_EXERCISE REQUIREMENTS_.
Copy the listing verbatim, excluding any images found in it.

Entries from a dataset
⟨
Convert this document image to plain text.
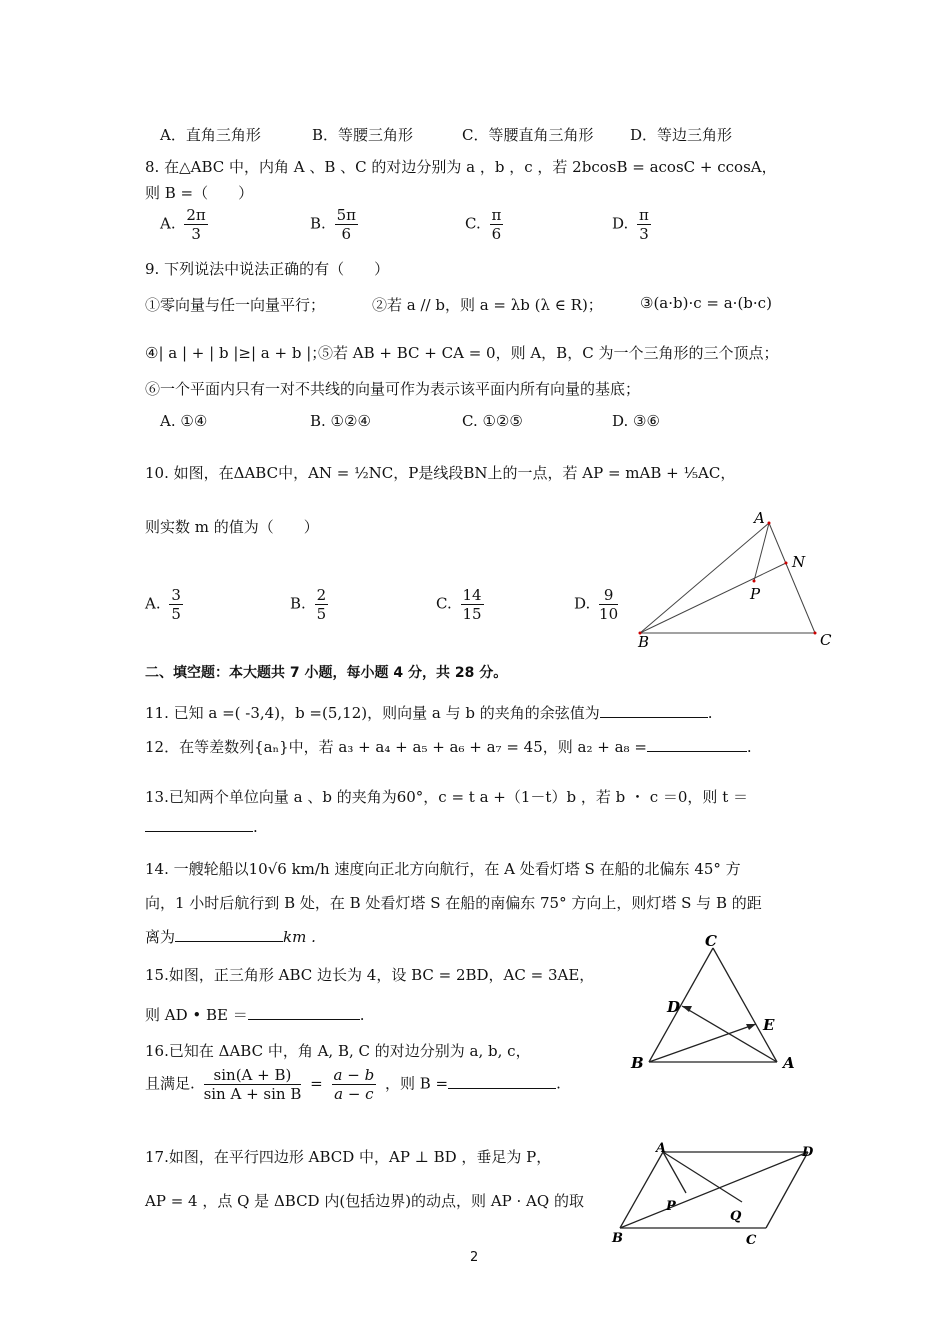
A．直角三角形	B．等腰三角形	C．等腰直角三角形 D．等边三角形
8. 在△ABC 中，内角 A 、B 、C 的对边分别为 a ，b ，c ，若 2bcosB = acosC + ccosA，
则 B =（　　）
A. $\frac{2\pi}{3}$	B. $\frac{5\pi}{6}$	C. $\frac{\pi}{6}$	D. $\frac{\pi}{3}$
9. 下列说法中说法正确的有（　　）
①零向量与任一向量平行；	②若 a // b，则 a = λb (λ ∈ R)； ③(a·b)·c = a·(b·c)
④| a | + | b |≥| a + b |；
⑤若 AB + BC + CA = 0，则 A，B，C 为一个三角形的三个顶点；
⑥一个平面内只有一对不共线的向量可作为表示该平面内所有向量的基底；
A. ①④	B. ①②④	C. ①②⑤	D. ③⑥
10. 如图，在ΔABC中，AN = ½NC，P是线段BN上的一点，若 AP = mAB + ⅕AC，
则实数 m 的值为（　　）
A. $\frac{3}{5}$	B. $\frac{2}{5}$	C. $\frac{14}{15}$	D. $\frac{9}{10}$
A
N
P
B	C
二、填空题：本大题共 7 小题，每小题 4 分，共 28 分。
11. 已知 a =( -3,4)，b =(5,12)，则向量 a 与 b 的夹角的余弦值为	.
12．在等差数列{aₙ}中，若 a₃ + a₄ + a₅ + a₆ + a₇ = 45，则 a₂ + a₈ =	.
13.已知两个单位向量 a 、b 的夹角为60°，c = t a +（1－t）b ，若 b ・ c ＝0，则 t ＝
.
14. 一艘轮船以10√6 km/h 速度向正北方向航行，在 A 处看灯塔 S 在船的北偏东 45° 方
向，1 小时后航行到 B 处，在 B 处看灯塔 S 在船的南偏东 75° 方向上，则灯塔 S 与 B 的距
离为	km .
15.如图，正三角形 ABC 边长为 4，设 BC = 2BD，AC = 3AE，
则 AD • BE ＝	.
C
D
E
B	A
16.已知在 ΔABC 中，角 A, B, C 的对边分别为 a, b, c，
且满足. $\frac{\sin(A + B)}{\text{sin A + sin B}} = \frac{a - b}{a - c}$ ，则 B =	.
17.如图，在平行四边形 ABCD 中，AP ⊥ BD ，垂足为 P，
AP = 4 ，点 Q 是 ΔBCD 内(包括边界)的动点，则 AP · AQ 的取
A	D
P
Q
B	C
2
⟩
_EXPECTED ANSWER_.
Convert this document image to plain text.
A．直角三角形	B．等腰三角形	C．等腰直角三角形 D．等边三角形
8. 在△ABC 中，内角 A 、B 、C 的对边分别为 a ，b ，c ，若 2bcosB = acosC + ccosA，
则 B =（　　）
A. $\frac{2\pi}{3}$	B. $\frac{5\pi}{6}$	C. $\frac{\pi}{6}$	D. $\frac{\pi}{3}$
9. 下列说法中说法正确的有（　　）
①零向量与任一向量平行；	②若 a // b，则 a = λb (λ ∈ R)； ③(a·b)·c = a·(b·c)
④| a | + | b |≥| a + b |；
⑤若 AB + BC + CA = 0，则 A，B，C 为一个三角形的三个顶点；
⑥一个平面内只有一对不共线的向量可作为表示该平面内所有向量的基底；
A. ①④	B. ①②④	C. ①②⑤	D. ③⑥
10. 如图，在ΔABC中，AN = ½NC，P是线段BN上的一点，若 AP = mAB + ⅕AC，
则实数 m 的值为（　　）
A. $\frac{3}{5}$	B. $\frac{2}{5}$	C. $\frac{14}{15}$	D. $\frac{9}{10}$
A
N
P
B	C
二、填空题：本大题共 7 小题，每小题 4 分，共 28 分。
11. 已知 a =( -3,4)，b =(5,12)，则向量 a 与 b 的夹角的余弦值为	.
12．在等差数列{aₙ}中，若 a₃ + a₄ + a₅ + a₆ + a₇ = 45，则 a₂ + a₈ =	.
13.已知两个单位向量 a 、b 的夹角为60°，c = t a +（1－t）b ，若 b ・ c ＝0，则 t ＝
.
14. 一艘轮船以10√6 km/h 速度向正北方向航行，在 A 处看灯塔 S 在船的北偏东 45° 方
向，1 小时后航行到 B 处，在 B 处看灯塔 S 在船的南偏东 75° 方向上，则灯塔 S 与 B 的距
离为	km .
15.如图，正三角形 ABC 边长为 4，设 BC = 2BD，AC = 3AE，
则 AD • BE ＝	.
C
D
E
B	A
16.已知在 ΔABC 中，角 A, B, C 的对边分别为 a, b, c，
且满足. $\frac{\sin(A + B)}{\text{sin A + sin B}} = \frac{a - b}{a - c}$ ，则 B =	.
17.如图，在平行四边形 ABCD 中，AP ⊥ BD ，垂足为 P，
AP = 4 ，点 Q 是 ΔBCD 内(包括边界)的动点，则 AP · AQ 的取
A	D
P
Q
B	C
2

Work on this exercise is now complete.